- **Goal of the exercise**
The records below must be duplicated exactly, character for character.

- **Records for the exercise**

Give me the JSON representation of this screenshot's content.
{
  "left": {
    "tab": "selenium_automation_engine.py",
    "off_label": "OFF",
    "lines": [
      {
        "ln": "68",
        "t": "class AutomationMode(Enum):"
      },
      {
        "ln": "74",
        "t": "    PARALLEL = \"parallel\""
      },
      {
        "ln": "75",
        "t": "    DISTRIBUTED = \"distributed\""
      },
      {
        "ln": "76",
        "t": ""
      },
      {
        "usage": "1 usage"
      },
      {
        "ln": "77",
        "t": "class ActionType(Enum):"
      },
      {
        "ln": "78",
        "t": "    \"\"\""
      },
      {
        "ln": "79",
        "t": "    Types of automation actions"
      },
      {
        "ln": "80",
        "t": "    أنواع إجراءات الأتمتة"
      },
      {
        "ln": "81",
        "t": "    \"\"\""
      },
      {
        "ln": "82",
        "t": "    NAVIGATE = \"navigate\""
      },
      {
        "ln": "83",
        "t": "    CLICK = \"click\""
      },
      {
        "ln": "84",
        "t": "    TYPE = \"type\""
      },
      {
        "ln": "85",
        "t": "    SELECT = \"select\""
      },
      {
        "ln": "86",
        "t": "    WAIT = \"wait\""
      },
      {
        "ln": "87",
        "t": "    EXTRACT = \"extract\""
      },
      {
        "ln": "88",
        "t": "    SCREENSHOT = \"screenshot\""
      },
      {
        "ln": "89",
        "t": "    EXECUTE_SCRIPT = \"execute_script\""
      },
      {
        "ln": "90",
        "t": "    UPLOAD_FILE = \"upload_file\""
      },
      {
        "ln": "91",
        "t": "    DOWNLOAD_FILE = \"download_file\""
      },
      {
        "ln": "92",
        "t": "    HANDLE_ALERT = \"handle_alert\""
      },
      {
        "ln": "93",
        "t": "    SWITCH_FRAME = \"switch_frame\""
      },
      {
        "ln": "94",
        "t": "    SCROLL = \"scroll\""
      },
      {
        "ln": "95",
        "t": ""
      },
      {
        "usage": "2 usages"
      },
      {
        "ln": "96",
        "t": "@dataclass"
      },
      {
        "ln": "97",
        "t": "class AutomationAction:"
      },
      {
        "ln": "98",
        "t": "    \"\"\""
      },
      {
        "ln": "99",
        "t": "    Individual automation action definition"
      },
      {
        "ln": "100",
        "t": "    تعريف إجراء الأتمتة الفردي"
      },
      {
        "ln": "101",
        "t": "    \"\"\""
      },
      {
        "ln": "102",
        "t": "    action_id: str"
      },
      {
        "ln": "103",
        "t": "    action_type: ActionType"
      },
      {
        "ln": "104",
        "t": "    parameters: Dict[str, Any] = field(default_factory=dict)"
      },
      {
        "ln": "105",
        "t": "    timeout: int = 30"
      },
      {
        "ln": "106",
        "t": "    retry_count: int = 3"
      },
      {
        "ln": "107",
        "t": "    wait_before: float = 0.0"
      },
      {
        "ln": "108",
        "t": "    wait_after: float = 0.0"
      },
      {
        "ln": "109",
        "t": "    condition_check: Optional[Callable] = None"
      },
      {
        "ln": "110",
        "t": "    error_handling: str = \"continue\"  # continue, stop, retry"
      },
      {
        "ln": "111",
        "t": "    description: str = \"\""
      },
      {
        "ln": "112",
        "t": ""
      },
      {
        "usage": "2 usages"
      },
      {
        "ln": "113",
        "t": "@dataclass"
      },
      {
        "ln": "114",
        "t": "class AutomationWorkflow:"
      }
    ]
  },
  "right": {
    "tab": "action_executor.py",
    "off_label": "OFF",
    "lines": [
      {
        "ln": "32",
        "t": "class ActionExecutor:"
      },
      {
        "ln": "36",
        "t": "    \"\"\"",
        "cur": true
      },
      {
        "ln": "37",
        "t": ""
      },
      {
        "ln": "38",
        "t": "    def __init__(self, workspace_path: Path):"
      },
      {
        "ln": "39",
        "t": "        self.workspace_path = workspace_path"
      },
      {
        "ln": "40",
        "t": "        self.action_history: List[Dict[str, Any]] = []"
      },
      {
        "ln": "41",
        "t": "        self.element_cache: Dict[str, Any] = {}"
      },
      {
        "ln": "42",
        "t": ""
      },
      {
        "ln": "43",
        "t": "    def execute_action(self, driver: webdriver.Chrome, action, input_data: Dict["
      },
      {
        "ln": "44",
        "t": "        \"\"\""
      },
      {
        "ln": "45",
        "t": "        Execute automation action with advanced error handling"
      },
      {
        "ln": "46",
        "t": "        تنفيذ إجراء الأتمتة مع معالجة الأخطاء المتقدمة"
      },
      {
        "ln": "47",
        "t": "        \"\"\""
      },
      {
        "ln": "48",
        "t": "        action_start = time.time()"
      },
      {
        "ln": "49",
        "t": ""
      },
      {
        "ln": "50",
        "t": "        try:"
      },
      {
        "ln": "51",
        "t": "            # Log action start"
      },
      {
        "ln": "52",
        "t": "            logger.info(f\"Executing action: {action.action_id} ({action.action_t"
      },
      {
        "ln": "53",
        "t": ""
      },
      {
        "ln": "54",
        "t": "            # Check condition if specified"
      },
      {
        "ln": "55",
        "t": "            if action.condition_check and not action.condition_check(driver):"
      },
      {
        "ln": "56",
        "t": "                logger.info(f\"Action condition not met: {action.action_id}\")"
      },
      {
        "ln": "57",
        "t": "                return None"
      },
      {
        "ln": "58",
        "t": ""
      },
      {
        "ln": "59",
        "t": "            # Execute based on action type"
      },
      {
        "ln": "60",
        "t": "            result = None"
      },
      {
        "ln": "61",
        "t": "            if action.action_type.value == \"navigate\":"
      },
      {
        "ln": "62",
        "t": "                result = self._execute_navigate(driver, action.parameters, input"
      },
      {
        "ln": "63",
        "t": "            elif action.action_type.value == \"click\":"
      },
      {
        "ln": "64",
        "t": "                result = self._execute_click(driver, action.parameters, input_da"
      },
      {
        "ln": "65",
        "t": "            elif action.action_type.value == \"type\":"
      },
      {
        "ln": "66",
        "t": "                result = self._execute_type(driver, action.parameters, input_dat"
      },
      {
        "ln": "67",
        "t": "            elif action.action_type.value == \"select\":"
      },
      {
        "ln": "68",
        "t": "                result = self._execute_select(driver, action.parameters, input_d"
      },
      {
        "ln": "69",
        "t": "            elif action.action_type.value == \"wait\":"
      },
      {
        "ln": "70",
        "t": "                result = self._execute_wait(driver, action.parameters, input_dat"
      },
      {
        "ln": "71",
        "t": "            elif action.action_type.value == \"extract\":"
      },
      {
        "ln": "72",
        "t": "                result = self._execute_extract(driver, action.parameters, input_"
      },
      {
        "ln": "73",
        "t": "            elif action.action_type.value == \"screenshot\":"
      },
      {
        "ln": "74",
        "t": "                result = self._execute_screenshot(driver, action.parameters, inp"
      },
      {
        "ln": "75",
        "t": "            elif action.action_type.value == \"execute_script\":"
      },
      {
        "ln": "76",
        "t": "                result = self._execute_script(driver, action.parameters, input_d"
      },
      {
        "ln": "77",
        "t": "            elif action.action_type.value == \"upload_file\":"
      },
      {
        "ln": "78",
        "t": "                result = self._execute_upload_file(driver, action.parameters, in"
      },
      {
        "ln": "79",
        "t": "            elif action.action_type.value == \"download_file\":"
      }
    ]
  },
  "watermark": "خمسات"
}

- **Answer to the problem**
Give me the JSON representation of this screenshot's content.
{
  "left": {
    "tab": "selenium_automation_engine.py",
    "off_label": "OFF",
    "lines": [
      {
        "ln": "68",
        "t": "class AutomationMode(Enum):"
      },
      {
        "ln": "74",
        "t": "    PARALLEL = \"parallel\""
      },
      {
        "ln": "75",
        "t": "    DISTRIBUTED = \"distributed\""
      },
      {
        "ln": "76",
        "t": ""
      },
      {
        "usage": "1 usage"
      },
      {
        "ln": "77",
        "t": "class ActionType(Enum):"
      },
      {
        "ln": "78",
        "t": "    \"\"\""
      },
      {
        "ln": "79",
        "t": "    Types of automation actions"
      },
      {
        "ln": "80",
        "t": "    أنواع إجراءات الأتمتة"
      },
      {
        "ln": "81",
        "t": "    \"\"\""
      },
      {
        "ln": "82",
        "t": "    NAVIGATE = \"navigate\""
      },
      {
        "ln": "83",
        "t": "    CLICK = \"click\""
      },
      {
        "ln": "84",
        "t": "    TYPE = \"type\""
      },
      {
        "ln": "85",
        "t": "    SELECT = \"select\""
      },
      {
        "ln": "86",
        "t": "    WAIT = \"wait\""
      },
      {
        "ln": "87",
        "t": "    EXTRACT = \"extract\""
      },
      {
        "ln": "88",
        "t": "    SCREENSHOT = \"screenshot\""
      },
      {
        "ln": "89",
        "t": "    EXECUTE_SCRIPT = \"execute_script\""
      },
      {
        "ln": "90",
        "t": "    UPLOAD_FILE = \"upload_file\""
      },
      {
        "ln": "91",
        "t": "    DOWNLOAD_FILE = \"download_file\""
      },
      {
        "ln": "92",
        "t": "    HANDLE_ALERT = \"handle_alert\""
      },
      {
        "ln": "93",
        "t": "    SWITCH_FRAME = \"switch_frame\""
      },
      {
        "ln": "94",
        "t": "    SCROLL = \"scroll\""
      },
      {
        "ln": "95",
        "t": ""
      },
      {
        "usage": "2 usages"
      },
      {
        "ln": "96",
        "t": "@dataclass"
      },
      {
        "ln": "97",
        "t": "class AutomationAction:"
      },
      {
        "ln": "98",
        "t": "    \"\"\""
      },
      {
        "ln": "99",
        "t": "    Individual automation action definition"
      },
      {
        "ln": "100",
        "t": "    تعريف إجراء الأتمتة الفردي"
      },
      {
        "ln": "101",
        "t": "    \"\"\""
      },
      {
        "ln": "102",
        "t": "    action_id: str"
      },
      {
        "ln": "103",
        "t": "    action_type: ActionType"
      },
      {
        "ln": "104",
        "t": "    parameters: Dict[str, Any] = field(default_factory=dict)"
      },
      {
        "ln": "105",
        "t": "    timeout: int = 30"
      },
      {
        "ln": "106",
        "t": "    retry_count: int = 3"
      },
      {
        "ln": "107",
        "t": "    wait_before: float = 0.0"
      },
      {
        "ln": "108",
        "t": "    wait_after: float = 0.0"
      },
      {
        "ln": "109",
        "t": "    condition_check: Optional[Callable] = None"
      },
      {
        "ln": "110",
        "t": "    error_handling: str = \"continue\"  # continue, stop, retry"
      },
      {
        "ln": "111",
        "t": "    description: str = \"\""
      },
      {
        "ln": "112",
        "t": ""
      },
      {
        "usage": "2 usages"
      },
      {
        "ln": "113",
        "t": "@dataclass"
      },
      {
        "ln": "114",
        "t": "class AutomationWorkflow:"
      }
    ]
  },
  "right": {
    "tab": "action_executor.py",
    "off_label": "OFF",
    "lines": [
      {
        "ln": "32",
        "t": "class ActionExecutor:"
      },
      {
        "ln": "36",
        "t": "    \"\"\"",
        "cur": true
      },
      {
        "ln": "37",
        "t": ""
      },
      {
        "ln": "38",
        "t": "    def __init__(self, workspace_path: Path):"
      },
      {
        "ln": "39",
        "t": "        self.workspace_path = workspace_path"
      },
      {
        "ln": "40",
        "t": "        self.action_history: List[Dict[str, Any]] = []"
      },
      {
        "ln": "41",
        "t": "        self.element_cache: Dict[str, Any] = {}"
      },
      {
        "ln": "42",
        "t": ""
      },
      {
        "ln": "43",
        "t": "    def execute_action(self, driver: webdriver.Chrome, action, input_data: Dict["
      },
      {
        "ln": "44",
        "t": "        \"\"\""
      },
      {
        "ln": "45",
        "t": "        Execute automation action with advanced error handling"
      },
      {
        "ln": "46",
        "t": "        تنفيذ إجراء الأتمتة مع معالجة الأخطاء المتقدمة"
      },
      {
        "ln": "47",
        "t": "        \"\"\""
      },
      {
        "ln": "48",
        "t": "        action_start = time.time()"
      },
      {
        "ln": "49",
        "t": ""
      },
      {
        "ln": "50",
        "t": "        try:"
      },
      {
        "ln": "51",
        "t": "            # Log action start"
      },
      {
        "ln": "52",
        "t": "            logger.info(f\"Executing action: {action.action_id} ({action.action_t"
      },
      {
        "ln": "53",
        "t": ""
      },
      {
        "ln": "54",
        "t": "            # Check condition if specified"
      },
      {
        "ln": "55",
        "t": "            if action.condition_check and not action.condition_check(driver):"
      },
      {
        "ln": "56",
        "t": "                logger.info(f\"Action condition not met: {action.action_id}\")"
      },
      {
        "ln": "57",
        "t": "                return None"
      },
      {
        "ln": "58",
        "t": ""
      },
      {
        "ln": "59",
        "t": "            # Execute based on action type"
      },
      {
        "ln": "60",
        "t": "            result = None"
      },
      {
        "ln": "61",
        "t": "            if action.action_type.value == \"navigate\":"
      },
      {
        "ln": "62",
        "t": "                result = self._execute_navigate(driver, action.parameters, input"
      },
      {
        "ln": "63",
        "t": "            elif action.action_type.value == \"click\":"
      },
      {
        "ln": "64",
        "t": "                result = self._execute_click(driver, action.parameters, input_da"
      },
      {
        "ln": "65",
        "t": "            elif action.action_type.value == \"type\":"
      },
      {
        "ln": "66",
        "t": "                result = self._execute_type(driver, action.parameters, input_dat"
      },
      {
        "ln": "67",
        "t": "            elif action.action_type.value == \"select\":"
      },
      {
        "ln": "68",
        "t": "                result = self._execute_select(driver, action.parameters, input_d"
      },
      {
        "ln": "69",
        "t": "            elif action.action_type.value == \"wait\":"
      },
      {
        "ln": "70",
        "t": "                result = self._execute_wait(driver, action.parameters, input_dat"
      },
      {
        "ln": "71",
        "t": "            elif action.action_type.value == \"extract\":"
      },
      {
        "ln": "72",
        "t": "                result = self._execute_extract(driver, action.parameters, input_"
      },
      {
        "ln": "73",
        "t": "            elif action.action_type.value == \"screenshot\":"
      },
      {
        "ln": "74",
        "t": "                result = self._execute_screenshot(driver, action.parameters, inp"
      },
      {
        "ln": "75",
        "t": "            elif action.action_type.value == \"execute_script\":"
      },
      {
        "ln": "76",
        "t": "                result = self._execute_script(driver, action.parameters, input_d"
      },
      {
        "ln": "77",
        "t": "            elif action.action_type.value == \"upload_file\":"
      },
      {
        "ln": "78",
        "t": "                result = self._execute_upload_file(driver, action.parameters, in"
      },
      {
        "ln": "79",
        "t": "            elif action.action_type.value == \"download_file\":"
      }
    ]
  },
  "watermark": "خمسات"
}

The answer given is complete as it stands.